__本文の一部__.
'''
私は感覚過敏で、過敏だなと思う順に並べると「嗅覚≧聴覚>視覚=三半規管>触覚=味覚」である。最もマシな触覚や味覚も、平均と比べたらそこそこ鋭敏だと思われる。
聴覚過敏は外出時に疲れやすいのが最大の影響だ。車のクラクションや幼児の叫び声にビックリしすぎて、数分間は内心パニックのようになる。そしてザワザワしたところに長時間居ると、頭がグワングワンして、頭の中か耳の奥に何かがパンパンに詰まったような感じがしてしまう。ただ、数年前にLoop Experienceという神商品が誕生したことにより、幾分か対処がしやすくなった。
視覚過敏は、太陽が眩しいのはサングラスをかければよい。細いストライプの服は目がチカチカして気持ち悪くなるが、買わなければいい。ライブ会場のビカビカ光だけは耐えるしかないが、あれは一時的なので何とかなっている。
三半規管は19ぐらいで偏頭痛持ちになった影響で悪化したもので、嗅覚過敏と合わさって非常に乗り物酔いしやすい。身体を一回転させると気持ち悪くなるので、一回転したら、すぐ反対方向に回さなければならない。まぁこれは車酔い以外、そんなに生活への影響はない。
触覚は洋服の素材や手触りを確認すれば問題を回避できる。タグは切れば良い。触覚については子供の時のほうが酷く、着替えで洋服の常温が体温にまとわりつく感じが毎朝苦痛だった。今はそこまででもなくなったが、靴下は履かないで良いに越したことはない。
味覚については嫌いな食べ物が結構多い方で、猫舌でもある。子供の頃は食べ物の匂いを嗅いでから食べていて、母親や祖母に嫌がられていたが、あれは今思えば味を匂いから予測することで安心していたのだろう。ある程度大きくなって、多くの食べ物の味覚が頭に入り、匂いと味の関係性を覚えてからは基本的に嗅がなくなった。しかし得体の知れない初めての食べ物に対しては、今でもつい匂いを嗅いでしまう。
'''
__課題の指示__.
• A. 感覚過敏についての文章を二文で要約せよ。
• B. 感覚過敏についての文章を、最後の文の後から引き継いで書き進めよ。

__記録の抜粋__.
'''
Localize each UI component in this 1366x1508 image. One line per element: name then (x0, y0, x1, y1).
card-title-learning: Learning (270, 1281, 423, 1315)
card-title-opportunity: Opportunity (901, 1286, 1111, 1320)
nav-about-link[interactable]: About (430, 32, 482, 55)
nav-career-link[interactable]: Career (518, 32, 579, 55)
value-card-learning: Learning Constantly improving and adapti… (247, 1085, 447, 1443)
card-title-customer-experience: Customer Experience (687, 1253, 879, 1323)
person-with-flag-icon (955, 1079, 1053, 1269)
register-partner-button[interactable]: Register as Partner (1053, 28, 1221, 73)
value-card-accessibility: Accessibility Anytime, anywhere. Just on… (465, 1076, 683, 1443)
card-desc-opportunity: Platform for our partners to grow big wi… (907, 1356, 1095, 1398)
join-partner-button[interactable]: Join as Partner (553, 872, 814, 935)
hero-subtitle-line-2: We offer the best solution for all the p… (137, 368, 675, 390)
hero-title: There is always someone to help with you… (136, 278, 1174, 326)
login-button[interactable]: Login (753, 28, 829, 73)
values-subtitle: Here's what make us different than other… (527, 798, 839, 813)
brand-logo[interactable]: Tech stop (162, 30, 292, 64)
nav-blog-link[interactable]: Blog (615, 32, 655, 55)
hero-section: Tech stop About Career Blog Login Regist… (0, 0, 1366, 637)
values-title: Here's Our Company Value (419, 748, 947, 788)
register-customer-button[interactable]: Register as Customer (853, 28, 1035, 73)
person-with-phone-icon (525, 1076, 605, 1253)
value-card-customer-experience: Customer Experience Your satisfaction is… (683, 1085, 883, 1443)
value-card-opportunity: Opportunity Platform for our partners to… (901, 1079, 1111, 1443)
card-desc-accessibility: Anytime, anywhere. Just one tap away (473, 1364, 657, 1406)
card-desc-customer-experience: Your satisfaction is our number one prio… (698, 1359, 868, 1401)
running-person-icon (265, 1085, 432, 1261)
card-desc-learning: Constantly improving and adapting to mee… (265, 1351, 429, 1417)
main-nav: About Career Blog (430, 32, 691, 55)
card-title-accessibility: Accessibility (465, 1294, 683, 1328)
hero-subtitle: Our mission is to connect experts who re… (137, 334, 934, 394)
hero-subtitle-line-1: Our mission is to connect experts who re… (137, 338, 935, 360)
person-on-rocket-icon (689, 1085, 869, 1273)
'''
__課題ごとの解答__.
• A. 筆者は感覚過敏で、嗅覚と聴覚が特に過敏であり、最もマシな触覚や味覚も平均よりそこそこ鋭敏だと述べている。聴覚過敏による外出時の疲れやすさのほか、視覚、三半規管、触覚、味覚それぞれの困りごとと、サングラスをかける、服の素材を確認する、タグを切るといった対処が語られている。

• B.
さて、問題は嗅覚である。汗臭さやゴミ・下水道の臭いに誰より早く気付くのはもちろん、公共交通機関特有の臭いや、他人のシャンプー・整髪料・柔軟剤も厳しいものがある。乗用車の臭いとタバコの臭いがセットになると条件反射で酔い始めるし、LUSHは息を止めながら通過するし、電車で隣に人が座る時は、性別問わず「嗅覚の覚悟」をしている。無臭の人(助かる)の確率は、地域にもよるが東京だと30%くらいである。
対処法としてよく言われるのはマスクだが、マスク自体の臭いと、マスクがまとわりつく感覚がきつい。シンプルに息苦しいし、マスクの内側が呼気で結露するのも気持ち悪いし、ニキビもできやすくなる。混雑した公共交通機関や新宿・渋谷など「空間全体が、マスクがあれば回避できる臭さ」の場合や「くしゃみ・咳する人がいる」状況以外は、マスクをつけているメリットのほうが少なくなる。コロナの時はどこもかしこも換気しまくりで快適度が上がっていたのが懐かしい。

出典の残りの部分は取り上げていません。